Stated goal
Report every line in the listing below where the string "xxxx" shows up.

_ _ _ _

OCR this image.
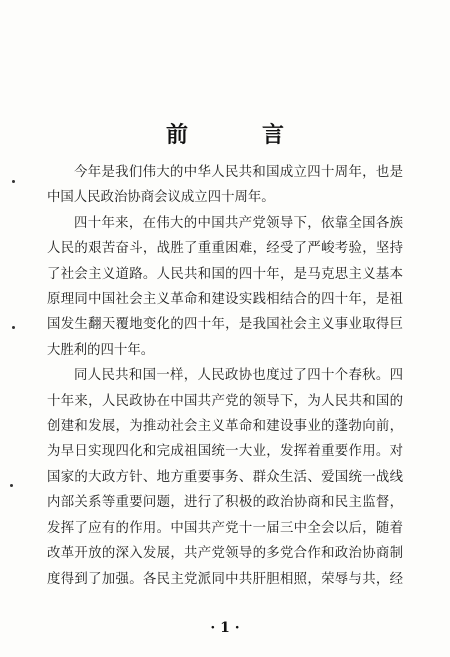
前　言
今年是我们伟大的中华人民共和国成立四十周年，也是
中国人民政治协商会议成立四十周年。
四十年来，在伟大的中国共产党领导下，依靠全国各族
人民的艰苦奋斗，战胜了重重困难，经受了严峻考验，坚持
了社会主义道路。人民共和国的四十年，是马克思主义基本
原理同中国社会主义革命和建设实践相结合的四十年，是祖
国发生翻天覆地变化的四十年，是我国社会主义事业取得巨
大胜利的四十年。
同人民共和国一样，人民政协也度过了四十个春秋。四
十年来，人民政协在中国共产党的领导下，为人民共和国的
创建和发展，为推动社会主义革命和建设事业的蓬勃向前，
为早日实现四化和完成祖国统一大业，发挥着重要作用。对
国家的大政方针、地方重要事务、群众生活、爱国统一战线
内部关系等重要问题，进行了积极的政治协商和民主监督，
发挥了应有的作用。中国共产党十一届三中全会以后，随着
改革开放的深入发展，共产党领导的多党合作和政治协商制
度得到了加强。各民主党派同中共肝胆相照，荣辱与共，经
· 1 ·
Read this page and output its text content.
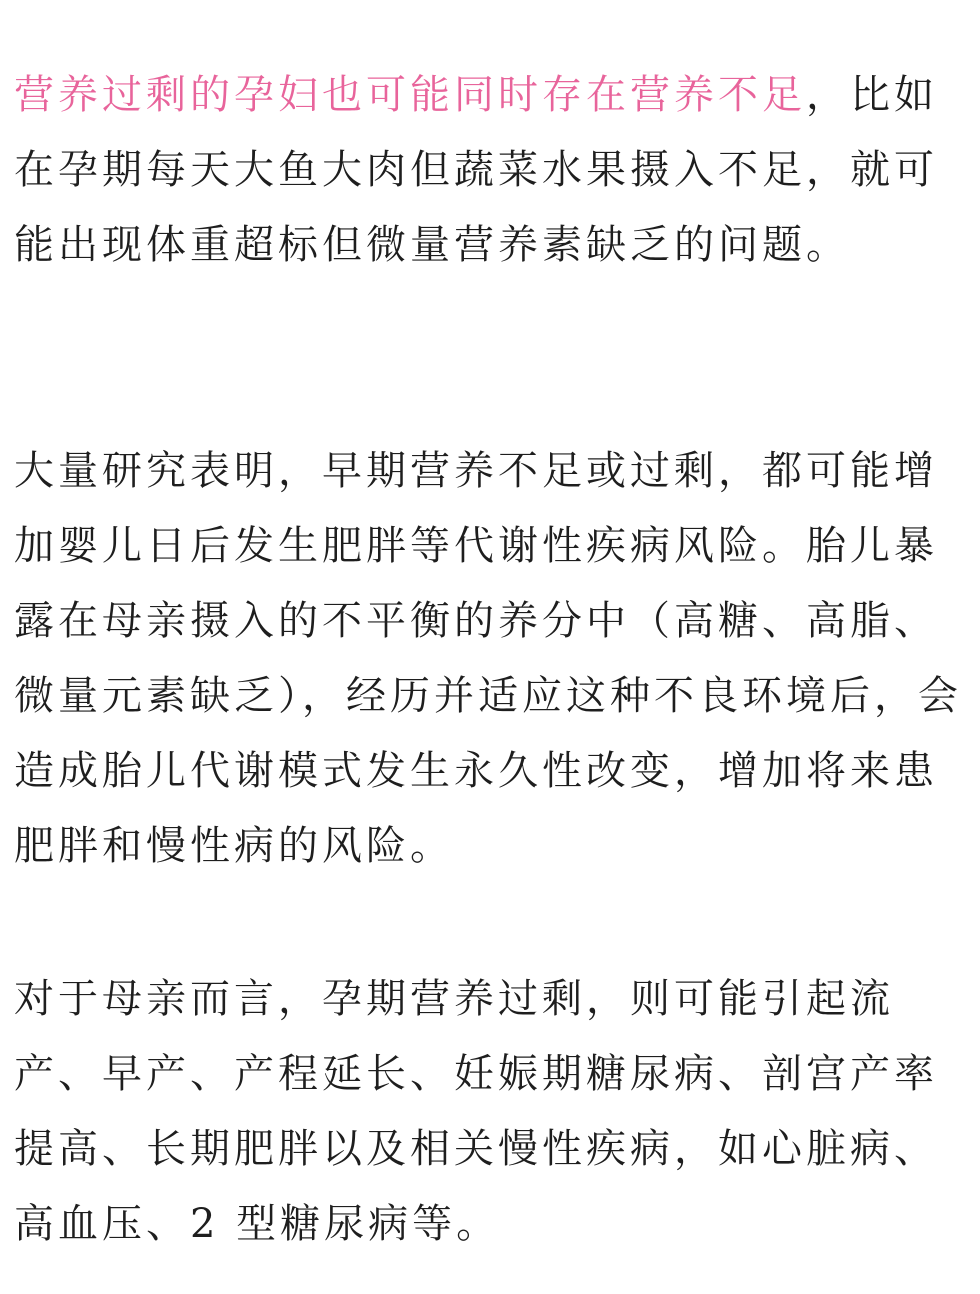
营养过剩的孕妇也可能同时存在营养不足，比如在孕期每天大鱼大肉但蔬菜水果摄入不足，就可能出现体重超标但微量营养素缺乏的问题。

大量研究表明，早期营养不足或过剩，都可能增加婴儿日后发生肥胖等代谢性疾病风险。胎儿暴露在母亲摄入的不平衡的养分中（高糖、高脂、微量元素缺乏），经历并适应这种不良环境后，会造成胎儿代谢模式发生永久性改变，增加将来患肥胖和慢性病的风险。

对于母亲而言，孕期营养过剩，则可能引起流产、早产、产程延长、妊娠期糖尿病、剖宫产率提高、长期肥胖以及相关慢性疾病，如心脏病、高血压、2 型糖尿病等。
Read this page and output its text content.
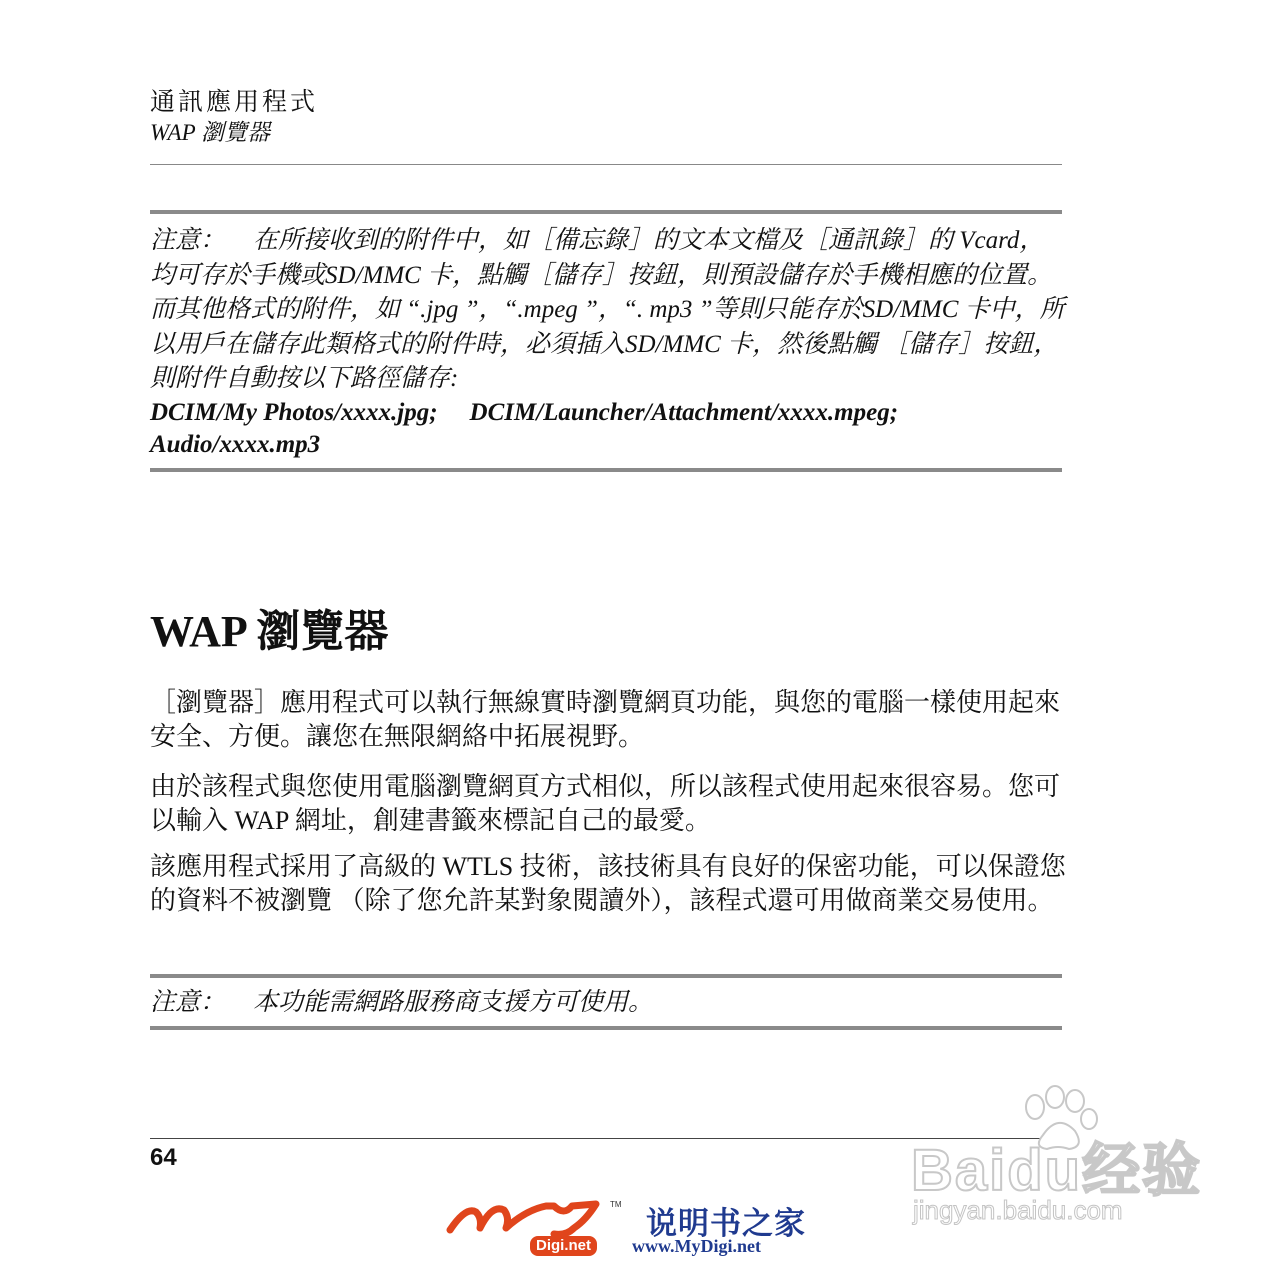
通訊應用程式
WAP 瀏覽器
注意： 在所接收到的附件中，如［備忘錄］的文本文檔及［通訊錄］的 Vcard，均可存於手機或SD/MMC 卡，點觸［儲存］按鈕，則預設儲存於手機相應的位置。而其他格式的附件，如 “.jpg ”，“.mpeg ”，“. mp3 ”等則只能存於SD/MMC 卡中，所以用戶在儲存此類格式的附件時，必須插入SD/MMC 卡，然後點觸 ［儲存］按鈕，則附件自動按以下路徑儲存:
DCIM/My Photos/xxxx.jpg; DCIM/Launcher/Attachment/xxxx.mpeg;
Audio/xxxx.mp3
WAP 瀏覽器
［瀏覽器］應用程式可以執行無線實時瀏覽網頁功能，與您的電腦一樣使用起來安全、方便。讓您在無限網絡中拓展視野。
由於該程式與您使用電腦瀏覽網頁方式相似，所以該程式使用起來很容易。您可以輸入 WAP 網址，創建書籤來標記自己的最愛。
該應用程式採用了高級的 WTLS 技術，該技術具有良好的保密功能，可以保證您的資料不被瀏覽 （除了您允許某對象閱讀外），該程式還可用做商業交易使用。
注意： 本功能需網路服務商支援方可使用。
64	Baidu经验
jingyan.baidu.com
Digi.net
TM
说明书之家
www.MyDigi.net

_ _ _ _

Answer to the problem
DCIM/My Photos/xxxx.jpg; DCIM/Launcher/Attachment/xxxx.mpeg;
Audio/xxxx.mp3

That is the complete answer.